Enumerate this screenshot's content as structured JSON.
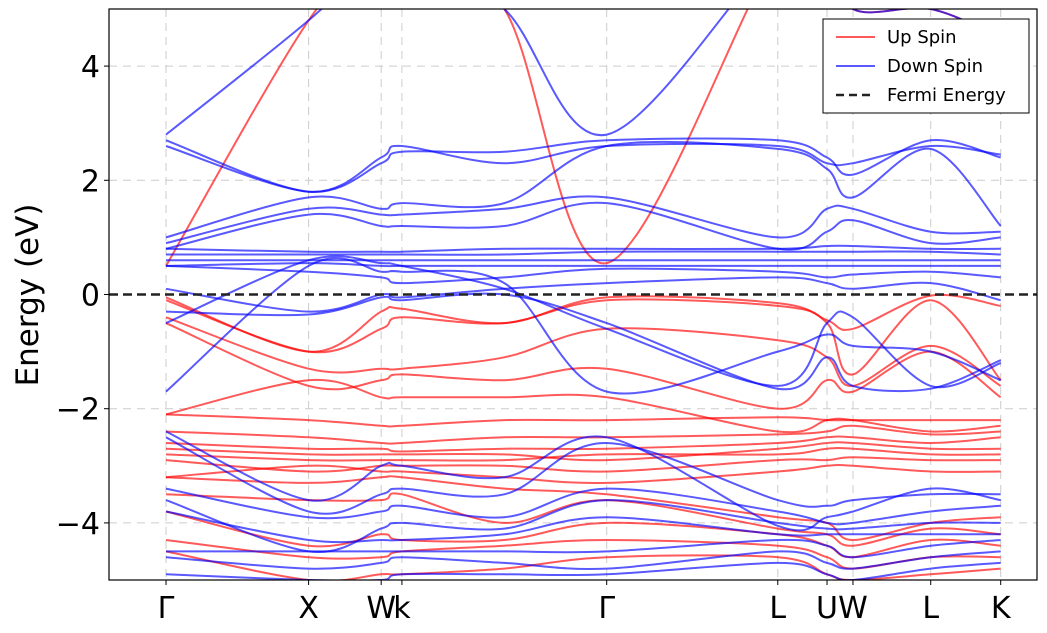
{
  "chart_data": {
    "type": "line",
    "title": "",
    "xlabel": "",
    "ylabel": "Energy (eV)",
    "ylim": [
      -5,
      5
    ],
    "xlim": [
      -0.22,
      3.36
    ],
    "grid": true,
    "legend_position": "top-right",
    "yticks": [
      {
        "value": 4,
        "label": "4"
      },
      {
        "value": 2,
        "label": "2"
      },
      {
        "value": 0,
        "label": "0"
      },
      {
        "value": -2,
        "label": "−2"
      },
      {
        "value": -4,
        "label": "−4"
      }
    ],
    "kpoints": [
      {
        "label": "Γ",
        "x": 0.0
      },
      {
        "label": "X",
        "x": 0.55
      },
      {
        "label": "W",
        "x": 0.83
      },
      {
        "label": "k",
        "x": 0.91
      },
      {
        "label": "Γ",
        "x": 1.7
      },
      {
        "label": "L",
        "x": 2.36
      },
      {
        "label": "U",
        "x": 2.55
      },
      {
        "label": "W",
        "x": 2.65
      },
      {
        "label": "L",
        "x": 2.95
      },
      {
        "label": "K",
        "x": 3.22
      }
    ],
    "fermi_energy": 0,
    "legend": [
      {
        "label": "Up Spin",
        "color": "#ff0000",
        "style": "solid"
      },
      {
        "label": "Down Spin",
        "color": "#0000ff",
        "style": "solid"
      },
      {
        "label": "Fermi Energy",
        "color": "#222222",
        "style": "dashed"
      }
    ],
    "series": [
      {
        "spin": "up",
        "values": [
          0.5,
          4.8,
          6.0,
          6.0,
          5.0,
          0.55,
          6.0,
          6.0,
          5.0,
          5.0,
          4.5
        ]
      },
      {
        "spin": "up",
        "values": [
          -0.05,
          -1.0,
          -0.3,
          -0.25,
          -0.5,
          -0.05,
          -0.15,
          -0.45,
          -0.6,
          -0.02,
          -0.2
        ]
      },
      {
        "spin": "up",
        "values": [
          -0.1,
          -1.0,
          -0.6,
          -0.4,
          -0.5,
          -0.1,
          -0.2,
          -0.5,
          -1.4,
          -0.1,
          -1.5
        ]
      },
      {
        "spin": "up",
        "values": [
          -0.4,
          -1.3,
          -1.3,
          -1.3,
          -1.1,
          -0.6,
          -0.8,
          -1.1,
          -1.6,
          -0.9,
          -1.6
        ]
      },
      {
        "spin": "up",
        "values": [
          -0.5,
          -1.6,
          -1.5,
          -1.4,
          -1.5,
          -1.3,
          -2.0,
          -1.5,
          -1.7,
          -1.0,
          -1.8
        ]
      },
      {
        "spin": "up",
        "values": [
          -2.1,
          -1.5,
          -1.8,
          -1.8,
          -1.8,
          -1.8,
          -2.4,
          -2.2,
          -2.2,
          -2.4,
          -2.3
        ]
      },
      {
        "spin": "up",
        "values": [
          -2.1,
          -2.2,
          -2.3,
          -2.3,
          -2.2,
          -2.2,
          -2.15,
          -2.2,
          -2.2,
          -2.2,
          -2.2
        ]
      },
      {
        "spin": "up",
        "values": [
          -2.4,
          -2.5,
          -2.6,
          -2.6,
          -2.5,
          -2.5,
          -2.45,
          -2.4,
          -2.3,
          -2.45,
          -2.4
        ]
      },
      {
        "spin": "up",
        "values": [
          -2.6,
          -2.7,
          -2.7,
          -2.75,
          -2.7,
          -2.7,
          -2.6,
          -2.5,
          -2.5,
          -2.6,
          -2.5
        ]
      },
      {
        "spin": "up",
        "values": [
          -2.7,
          -2.8,
          -2.8,
          -2.8,
          -2.8,
          -2.9,
          -2.7,
          -2.6,
          -2.6,
          -2.7,
          -2.7
        ]
      },
      {
        "spin": "up",
        "values": [
          -2.8,
          -2.9,
          -2.9,
          -2.9,
          -2.9,
          -2.8,
          -2.8,
          -2.7,
          -2.7,
          -2.8,
          -2.8
        ]
      },
      {
        "spin": "up",
        "values": [
          -2.9,
          -3.1,
          -3.0,
          -3.0,
          -3.0,
          -3.1,
          -2.9,
          -2.9,
          -2.85,
          -2.9,
          -2.9
        ]
      },
      {
        "spin": "up",
        "values": [
          -3.2,
          -3.0,
          -3.1,
          -3.1,
          -3.2,
          -3.3,
          -3.1,
          -3.0,
          -3.0,
          -3.1,
          -3.1
        ]
      },
      {
        "spin": "up",
        "values": [
          -3.2,
          -3.3,
          -3.2,
          -3.2,
          -3.4,
          -3.5,
          -3.9,
          -4.0,
          -4.3,
          -4.0,
          -3.9
        ]
      },
      {
        "spin": "up",
        "values": [
          -3.5,
          -3.6,
          -3.6,
          -3.5,
          -4.0,
          -3.6,
          -4.1,
          -4.2,
          -4.4,
          -4.1,
          -4.2
        ]
      },
      {
        "spin": "up",
        "values": [
          -3.8,
          -4.4,
          -4.2,
          -4.3,
          -4.3,
          -4.0,
          -4.2,
          -4.4,
          -4.6,
          -4.3,
          -4.4
        ]
      },
      {
        "spin": "up",
        "values": [
          -4.3,
          -4.6,
          -4.6,
          -4.5,
          -4.4,
          -4.3,
          -4.4,
          -4.6,
          -4.8,
          -4.6,
          -4.6
        ]
      },
      {
        "spin": "up",
        "values": [
          -4.5,
          -5.0,
          -4.9,
          -4.9,
          -4.8,
          -4.6,
          -4.6,
          -4.9,
          -5.0,
          -4.9,
          -4.8
        ]
      },
      {
        "spin": "down",
        "values": [
          2.8,
          4.8,
          6.0,
          6.0,
          5.0,
          2.8,
          6.0,
          6.0,
          5.0,
          5.0,
          4.5
        ]
      },
      {
        "spin": "down",
        "values": [
          2.7,
          1.8,
          2.4,
          2.6,
          2.3,
          2.6,
          2.6,
          2.3,
          2.3,
          2.6,
          2.45
        ]
      },
      {
        "spin": "down",
        "values": [
          2.6,
          1.8,
          2.3,
          2.5,
          2.5,
          2.7,
          2.7,
          2.4,
          2.1,
          2.7,
          2.4
        ]
      },
      {
        "spin": "down",
        "values": [
          1.0,
          1.7,
          1.5,
          1.6,
          1.6,
          2.6,
          2.55,
          2.2,
          1.7,
          2.55,
          1.2
        ]
      },
      {
        "spin": "down",
        "values": [
          0.9,
          1.5,
          1.4,
          1.4,
          1.5,
          1.7,
          1.0,
          1.5,
          1.5,
          1.1,
          1.1
        ]
      },
      {
        "spin": "down",
        "values": [
          0.8,
          1.4,
          1.2,
          1.2,
          1.2,
          1.6,
          0.8,
          1.1,
          1.3,
          0.9,
          1.0
        ]
      },
      {
        "spin": "down",
        "values": [
          0.8,
          0.75,
          0.75,
          0.75,
          0.8,
          0.8,
          0.8,
          0.85,
          0.85,
          0.8,
          0.8
        ]
      },
      {
        "spin": "down",
        "values": [
          0.7,
          0.7,
          0.7,
          0.7,
          0.7,
          0.75,
          0.75,
          0.75,
          0.75,
          0.75,
          0.7
        ]
      },
      {
        "spin": "down",
        "values": [
          0.6,
          0.6,
          0.6,
          0.6,
          0.6,
          0.6,
          0.6,
          0.6,
          0.6,
          0.6,
          0.6
        ]
      },
      {
        "spin": "down",
        "values": [
          0.5,
          0.55,
          0.5,
          0.5,
          0.5,
          0.5,
          0.5,
          0.5,
          0.5,
          0.5,
          0.5
        ]
      },
      {
        "spin": "down",
        "values": [
          0.5,
          0.4,
          0.3,
          0.2,
          0.3,
          0.45,
          0.4,
          0.3,
          0.35,
          0.4,
          0.3
        ]
      },
      {
        "spin": "down",
        "values": [
          0.1,
          -0.3,
          0.0,
          -0.05,
          0.1,
          0.2,
          0.3,
          0.2,
          0.1,
          0.2,
          -0.1
        ]
      },
      {
        "spin": "down",
        "values": [
          -0.3,
          -0.35,
          -0.05,
          -0.1,
          0.0,
          -0.5,
          -1.65,
          -1.1,
          -1.6,
          -1.65,
          -1.15
        ]
      },
      {
        "spin": "down",
        "values": [
          -0.5,
          0.6,
          0.55,
          0.5,
          0.1,
          -0.6,
          -1.6,
          -0.5,
          -0.4,
          -1.6,
          -1.2
        ]
      },
      {
        "spin": "down",
        "values": [
          -1.7,
          0.5,
          0.4,
          0.4,
          0.2,
          -1.7,
          -1.0,
          -0.7,
          -0.9,
          -1.0,
          -1.5
        ]
      },
      {
        "spin": "down",
        "values": [
          -2.4,
          -3.6,
          -3.0,
          -3.0,
          -3.2,
          -2.5,
          -4.05,
          -3.9,
          -3.8,
          -3.4,
          -3.6
        ]
      },
      {
        "spin": "down",
        "values": [
          -2.5,
          -3.8,
          -3.5,
          -3.4,
          -3.5,
          -2.6,
          -3.6,
          -3.7,
          -3.6,
          -3.5,
          -3.5
        ]
      },
      {
        "spin": "down",
        "values": [
          -3.4,
          -3.9,
          -3.8,
          -3.7,
          -3.9,
          -3.4,
          -3.8,
          -4.0,
          -4.0,
          -3.8,
          -3.7
        ]
      },
      {
        "spin": "down",
        "values": [
          -3.6,
          -4.5,
          -4.1,
          -4.0,
          -4.1,
          -3.6,
          -4.0,
          -4.1,
          -4.1,
          -4.0,
          -4.0
        ]
      },
      {
        "spin": "down",
        "values": [
          -3.8,
          -4.3,
          -4.3,
          -4.3,
          -4.2,
          -3.9,
          -4.2,
          -4.2,
          -4.2,
          -4.2,
          -4.2
        ]
      },
      {
        "spin": "down",
        "values": [
          -4.5,
          -4.5,
          -4.5,
          -4.5,
          -4.5,
          -4.5,
          -4.3,
          -4.4,
          -4.6,
          -4.4,
          -4.3
        ]
      },
      {
        "spin": "down",
        "values": [
          -4.6,
          -4.8,
          -4.7,
          -4.6,
          -4.7,
          -4.8,
          -4.5,
          -4.7,
          -4.8,
          -4.6,
          -4.5
        ]
      },
      {
        "spin": "down",
        "values": [
          -4.9,
          -5.0,
          -5.0,
          -4.9,
          -4.9,
          -4.9,
          -4.7,
          -4.9,
          -5.0,
          -4.8,
          -4.7
        ]
      }
    ]
  }
}
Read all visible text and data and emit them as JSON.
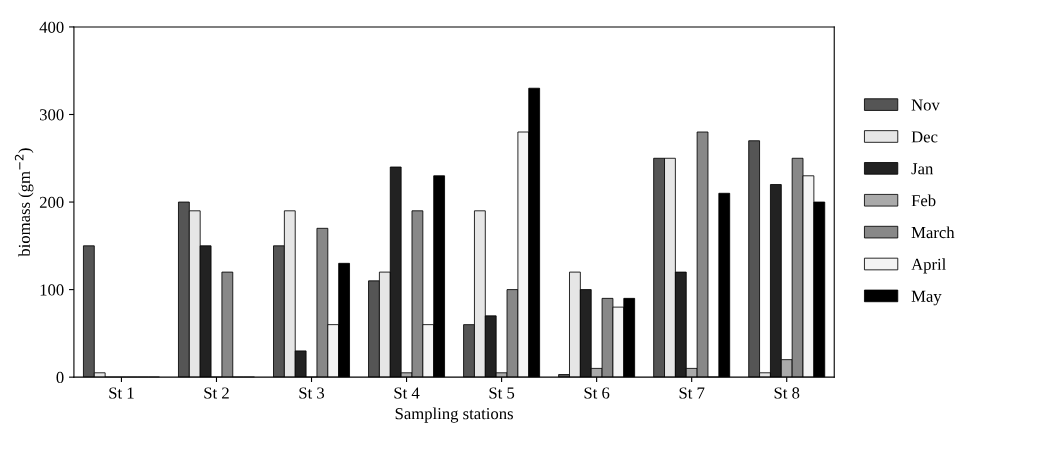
{
  "chart_data": {
    "type": "bar",
    "xlabel": "Sampling stations",
    "ylabel": "biomass (gm$^{−2}$)",
    "categories": [
      "St 1",
      "St 2",
      "St 3",
      "St 4",
      "St 5",
      "St 6",
      "St 7",
      "St 8"
    ],
    "series": [
      {
        "name": "Nov",
        "color": "#555555",
        "values": [
          150,
          200,
          150,
          110,
          60,
          3,
          250,
          270
        ]
      },
      {
        "name": "Dec",
        "color": "#e6e6e6",
        "values": [
          5,
          190,
          190,
          120,
          190,
          120,
          250,
          5
        ]
      },
      {
        "name": "Jan",
        "color": "#222222",
        "values": [
          0,
          150,
          30,
          240,
          70,
          100,
          120,
          220
        ]
      },
      {
        "name": "Feb",
        "color": "#aaaaaa",
        "values": [
          0,
          0,
          0,
          5,
          5,
          10,
          10,
          20
        ]
      },
      {
        "name": "March",
        "color": "#888888",
        "values": [
          0,
          120,
          170,
          190,
          100,
          90,
          280,
          250
        ]
      },
      {
        "name": "April",
        "color": "#f4f4f4",
        "values": [
          0,
          0,
          60,
          60,
          280,
          80,
          0,
          230
        ]
      },
      {
        "name": "May",
        "color": "#000000",
        "values": [
          0,
          0,
          130,
          230,
          330,
          90,
          210,
          200
        ]
      }
    ],
    "ylim": [
      0,
      400
    ],
    "yticks": [
      0,
      100,
      200,
      300,
      400
    ],
    "grid": false,
    "legend": "right"
  }
}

#### STATED EXERCISE:
Copy every line of the entries above in which "name" occurs.

#### TASK SOLUTION:
        "name": "Nov",
        "name": "Dec",
        "name": "Jan",
        "name": "Feb",
        "name": "March",
        "name": "April",
        "name": "May",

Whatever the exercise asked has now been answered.